Problem
Spot each line in the records below where the word "value" occurs, then copy it.

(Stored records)
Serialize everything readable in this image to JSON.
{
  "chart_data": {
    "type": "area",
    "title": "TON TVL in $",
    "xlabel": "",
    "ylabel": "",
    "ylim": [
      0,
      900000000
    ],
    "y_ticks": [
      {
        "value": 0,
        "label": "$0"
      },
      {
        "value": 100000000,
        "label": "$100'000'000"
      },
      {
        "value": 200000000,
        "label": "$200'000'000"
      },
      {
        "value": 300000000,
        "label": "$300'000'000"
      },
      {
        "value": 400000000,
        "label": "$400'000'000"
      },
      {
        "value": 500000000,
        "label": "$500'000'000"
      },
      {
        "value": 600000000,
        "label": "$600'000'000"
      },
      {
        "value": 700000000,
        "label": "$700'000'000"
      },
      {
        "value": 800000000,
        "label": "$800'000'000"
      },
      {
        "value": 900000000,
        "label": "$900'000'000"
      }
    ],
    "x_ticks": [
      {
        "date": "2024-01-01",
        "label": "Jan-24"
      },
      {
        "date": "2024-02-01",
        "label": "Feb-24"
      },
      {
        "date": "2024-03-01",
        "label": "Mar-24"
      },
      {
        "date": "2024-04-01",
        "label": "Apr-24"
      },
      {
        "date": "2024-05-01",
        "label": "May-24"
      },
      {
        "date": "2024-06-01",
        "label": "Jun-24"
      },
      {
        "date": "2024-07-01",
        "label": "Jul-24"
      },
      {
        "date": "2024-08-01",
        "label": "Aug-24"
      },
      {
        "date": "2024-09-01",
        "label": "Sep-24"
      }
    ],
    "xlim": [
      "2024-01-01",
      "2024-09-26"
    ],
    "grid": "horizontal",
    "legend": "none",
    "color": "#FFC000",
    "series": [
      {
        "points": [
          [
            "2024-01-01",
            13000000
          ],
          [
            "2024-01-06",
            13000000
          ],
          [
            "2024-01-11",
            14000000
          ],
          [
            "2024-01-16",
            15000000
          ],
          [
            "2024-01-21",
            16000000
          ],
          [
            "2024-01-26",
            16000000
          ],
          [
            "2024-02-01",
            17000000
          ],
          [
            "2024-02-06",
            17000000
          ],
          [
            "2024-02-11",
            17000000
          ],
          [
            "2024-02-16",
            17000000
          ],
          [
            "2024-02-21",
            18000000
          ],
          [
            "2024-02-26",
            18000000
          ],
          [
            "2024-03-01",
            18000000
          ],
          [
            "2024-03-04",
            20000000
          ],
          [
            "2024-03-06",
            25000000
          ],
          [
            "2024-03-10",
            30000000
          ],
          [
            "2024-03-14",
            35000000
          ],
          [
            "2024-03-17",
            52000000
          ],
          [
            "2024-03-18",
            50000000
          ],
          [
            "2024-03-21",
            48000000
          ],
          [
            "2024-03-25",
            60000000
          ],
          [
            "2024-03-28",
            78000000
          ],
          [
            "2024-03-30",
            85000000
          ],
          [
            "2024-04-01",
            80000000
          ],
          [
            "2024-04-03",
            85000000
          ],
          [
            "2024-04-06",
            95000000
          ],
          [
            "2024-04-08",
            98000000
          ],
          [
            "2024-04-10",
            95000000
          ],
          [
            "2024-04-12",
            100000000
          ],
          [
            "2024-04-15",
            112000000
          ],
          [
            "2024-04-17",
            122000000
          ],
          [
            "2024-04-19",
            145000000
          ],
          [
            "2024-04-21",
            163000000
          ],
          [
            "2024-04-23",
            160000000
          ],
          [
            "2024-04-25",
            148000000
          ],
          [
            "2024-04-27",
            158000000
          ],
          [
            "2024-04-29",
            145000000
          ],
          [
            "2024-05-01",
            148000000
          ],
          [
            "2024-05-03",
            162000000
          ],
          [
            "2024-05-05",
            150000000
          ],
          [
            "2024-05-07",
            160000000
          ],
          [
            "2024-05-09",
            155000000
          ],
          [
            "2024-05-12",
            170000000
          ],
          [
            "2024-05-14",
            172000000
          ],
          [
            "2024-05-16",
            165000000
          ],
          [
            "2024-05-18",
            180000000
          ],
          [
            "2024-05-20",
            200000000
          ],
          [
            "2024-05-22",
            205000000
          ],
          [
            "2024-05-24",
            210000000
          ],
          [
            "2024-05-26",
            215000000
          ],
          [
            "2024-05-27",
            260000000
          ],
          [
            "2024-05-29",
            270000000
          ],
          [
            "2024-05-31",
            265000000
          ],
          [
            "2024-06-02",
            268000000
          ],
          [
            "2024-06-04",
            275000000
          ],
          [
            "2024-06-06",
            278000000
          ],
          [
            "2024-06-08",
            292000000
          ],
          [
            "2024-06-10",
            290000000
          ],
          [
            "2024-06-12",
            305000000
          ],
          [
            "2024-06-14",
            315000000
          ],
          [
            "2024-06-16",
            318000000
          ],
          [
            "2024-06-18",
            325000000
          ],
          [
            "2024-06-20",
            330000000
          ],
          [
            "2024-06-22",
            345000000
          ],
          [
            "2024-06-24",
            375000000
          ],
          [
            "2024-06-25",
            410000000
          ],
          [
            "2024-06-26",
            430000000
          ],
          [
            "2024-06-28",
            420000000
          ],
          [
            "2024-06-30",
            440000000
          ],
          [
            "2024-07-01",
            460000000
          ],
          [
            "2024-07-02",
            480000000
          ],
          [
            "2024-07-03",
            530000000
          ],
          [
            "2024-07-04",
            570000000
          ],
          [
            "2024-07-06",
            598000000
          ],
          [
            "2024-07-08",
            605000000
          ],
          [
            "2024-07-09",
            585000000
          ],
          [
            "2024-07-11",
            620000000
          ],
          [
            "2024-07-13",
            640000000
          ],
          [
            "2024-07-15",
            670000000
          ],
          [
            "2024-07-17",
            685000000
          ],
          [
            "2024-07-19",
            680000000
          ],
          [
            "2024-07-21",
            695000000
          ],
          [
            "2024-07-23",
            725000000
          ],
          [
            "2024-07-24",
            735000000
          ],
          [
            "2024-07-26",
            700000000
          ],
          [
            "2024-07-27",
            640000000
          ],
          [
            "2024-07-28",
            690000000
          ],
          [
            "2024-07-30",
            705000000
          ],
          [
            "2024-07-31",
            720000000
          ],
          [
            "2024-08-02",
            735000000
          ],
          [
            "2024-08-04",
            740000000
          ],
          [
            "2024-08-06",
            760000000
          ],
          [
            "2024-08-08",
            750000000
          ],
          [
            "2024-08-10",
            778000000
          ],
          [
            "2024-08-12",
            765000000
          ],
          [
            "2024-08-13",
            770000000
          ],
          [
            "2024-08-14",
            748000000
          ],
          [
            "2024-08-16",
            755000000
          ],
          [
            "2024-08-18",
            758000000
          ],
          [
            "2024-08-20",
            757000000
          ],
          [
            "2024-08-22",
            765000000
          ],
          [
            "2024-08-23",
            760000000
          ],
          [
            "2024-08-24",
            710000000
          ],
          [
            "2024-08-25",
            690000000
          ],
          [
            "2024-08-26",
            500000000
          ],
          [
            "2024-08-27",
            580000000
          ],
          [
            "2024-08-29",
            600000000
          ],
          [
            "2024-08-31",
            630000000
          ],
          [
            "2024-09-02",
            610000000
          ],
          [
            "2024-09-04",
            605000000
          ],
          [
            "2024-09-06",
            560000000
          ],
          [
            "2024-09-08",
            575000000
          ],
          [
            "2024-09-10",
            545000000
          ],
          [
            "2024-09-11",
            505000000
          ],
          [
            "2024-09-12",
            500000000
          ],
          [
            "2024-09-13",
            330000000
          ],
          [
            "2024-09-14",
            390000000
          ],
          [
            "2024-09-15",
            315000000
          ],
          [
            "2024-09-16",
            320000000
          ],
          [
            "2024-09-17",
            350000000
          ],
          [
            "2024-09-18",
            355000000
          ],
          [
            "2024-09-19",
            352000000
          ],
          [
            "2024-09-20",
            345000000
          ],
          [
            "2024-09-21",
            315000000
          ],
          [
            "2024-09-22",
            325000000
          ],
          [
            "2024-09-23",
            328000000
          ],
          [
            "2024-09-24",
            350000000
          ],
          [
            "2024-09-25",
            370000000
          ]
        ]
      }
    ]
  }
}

Output below
        "value": 0,
        "value": 100000000,
        "value": 200000000,
        "value": 300000000,
        "value": 400000000,
        "value": 500000000,
        "value": 600000000,
        "value": 700000000,
        "value": 800000000,
        "value": 900000000,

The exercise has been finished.